**Instruction**:
Go through the listing and set it down exactly, leaving out its pictures.

**Record set**:
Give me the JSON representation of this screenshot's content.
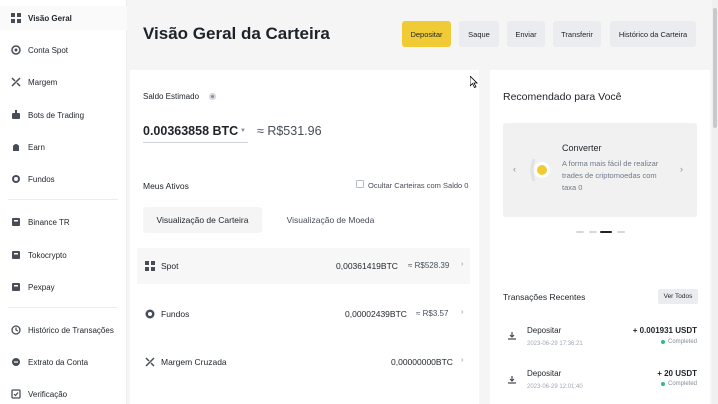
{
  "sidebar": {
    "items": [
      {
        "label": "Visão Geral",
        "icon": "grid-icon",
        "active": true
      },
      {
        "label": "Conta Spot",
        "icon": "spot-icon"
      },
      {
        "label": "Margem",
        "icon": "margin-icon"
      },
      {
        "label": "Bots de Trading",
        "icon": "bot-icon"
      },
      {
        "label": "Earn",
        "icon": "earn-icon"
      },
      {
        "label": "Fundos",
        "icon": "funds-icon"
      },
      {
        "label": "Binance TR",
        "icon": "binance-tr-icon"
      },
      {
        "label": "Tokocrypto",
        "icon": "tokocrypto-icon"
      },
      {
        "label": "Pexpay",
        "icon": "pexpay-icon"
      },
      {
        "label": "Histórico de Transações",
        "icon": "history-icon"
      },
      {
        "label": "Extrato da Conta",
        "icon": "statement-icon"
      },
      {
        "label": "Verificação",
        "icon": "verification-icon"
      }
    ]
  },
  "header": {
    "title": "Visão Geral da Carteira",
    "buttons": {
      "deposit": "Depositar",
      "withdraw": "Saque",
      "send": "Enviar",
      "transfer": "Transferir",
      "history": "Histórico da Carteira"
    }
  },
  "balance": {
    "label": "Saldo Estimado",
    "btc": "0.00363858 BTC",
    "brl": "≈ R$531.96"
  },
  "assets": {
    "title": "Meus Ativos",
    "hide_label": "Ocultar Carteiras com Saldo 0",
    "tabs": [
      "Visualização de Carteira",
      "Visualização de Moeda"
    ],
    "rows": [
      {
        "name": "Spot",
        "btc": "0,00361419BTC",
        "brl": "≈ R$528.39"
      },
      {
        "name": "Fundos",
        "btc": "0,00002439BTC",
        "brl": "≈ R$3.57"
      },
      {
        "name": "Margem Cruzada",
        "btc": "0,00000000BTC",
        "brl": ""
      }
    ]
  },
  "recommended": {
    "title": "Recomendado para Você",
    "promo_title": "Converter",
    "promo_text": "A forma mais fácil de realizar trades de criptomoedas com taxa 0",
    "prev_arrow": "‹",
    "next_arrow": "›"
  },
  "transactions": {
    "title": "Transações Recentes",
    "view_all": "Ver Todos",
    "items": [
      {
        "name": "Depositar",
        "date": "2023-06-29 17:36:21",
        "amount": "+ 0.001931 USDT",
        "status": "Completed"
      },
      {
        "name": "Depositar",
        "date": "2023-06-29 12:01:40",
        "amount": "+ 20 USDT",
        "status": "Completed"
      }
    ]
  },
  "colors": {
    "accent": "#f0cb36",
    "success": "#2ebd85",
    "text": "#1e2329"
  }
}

**Task solution**:
Give me the JSON representation of this screenshot's content.
{
  "sidebar": {
    "items": [
      {
        "label": "Visão Geral",
        "icon": "grid-icon",
        "active": true
      },
      {
        "label": "Conta Spot",
        "icon": "spot-icon"
      },
      {
        "label": "Margem",
        "icon": "margin-icon"
      },
      {
        "label": "Bots de Trading",
        "icon": "bot-icon"
      },
      {
        "label": "Earn",
        "icon": "earn-icon"
      },
      {
        "label": "Fundos",
        "icon": "funds-icon"
      },
      {
        "label": "Binance TR",
        "icon": "binance-tr-icon"
      },
      {
        "label": "Tokocrypto",
        "icon": "tokocrypto-icon"
      },
      {
        "label": "Pexpay",
        "icon": "pexpay-icon"
      },
      {
        "label": "Histórico de Transações",
        "icon": "history-icon"
      },
      {
        "label": "Extrato da Conta",
        "icon": "statement-icon"
      },
      {
        "label": "Verificação",
        "icon": "verification-icon"
      }
    ]
  },
  "header": {
    "title": "Visão Geral da Carteira",
    "buttons": {
      "deposit": "Depositar",
      "withdraw": "Saque",
      "send": "Enviar",
      "transfer": "Transferir",
      "history": "Histórico da Carteira"
    }
  },
  "balance": {
    "label": "Saldo Estimado",
    "btc": "0.00363858 BTC",
    "brl": "≈ R$531.96"
  },
  "assets": {
    "title": "Meus Ativos",
    "hide_label": "Ocultar Carteiras com Saldo 0",
    "tabs": [
      "Visualização de Carteira",
      "Visualização de Moeda"
    ],
    "rows": [
      {
        "name": "Spot",
        "btc": "0,00361419BTC",
        "brl": "≈ R$528.39"
      },
      {
        "name": "Fundos",
        "btc": "0,00002439BTC",
        "brl": "≈ R$3.57"
      },
      {
        "name": "Margem Cruzada",
        "btc": "0,00000000BTC",
        "brl": ""
      }
    ]
  },
  "recommended": {
    "title": "Recomendado para Você",
    "promo_title": "Converter",
    "promo_text": "A forma mais fácil de realizar trades de criptomoedas com taxa 0",
    "prev_arrow": "‹",
    "next_arrow": "›"
  },
  "transactions": {
    "title": "Transações Recentes",
    "view_all": "Ver Todos",
    "items": [
      {
        "name": "Depositar",
        "date": "2023-06-29 17:36:21",
        "amount": "+ 0.001931 USDT",
        "status": "Completed"
      },
      {
        "name": "Depositar",
        "date": "2023-06-29 12:01:40",
        "amount": "+ 20 USDT",
        "status": "Completed"
      }
    ]
  },
  "colors": {
    "accent": "#f0cb36",
    "success": "#2ebd85",
    "text": "#1e2329"
  }
}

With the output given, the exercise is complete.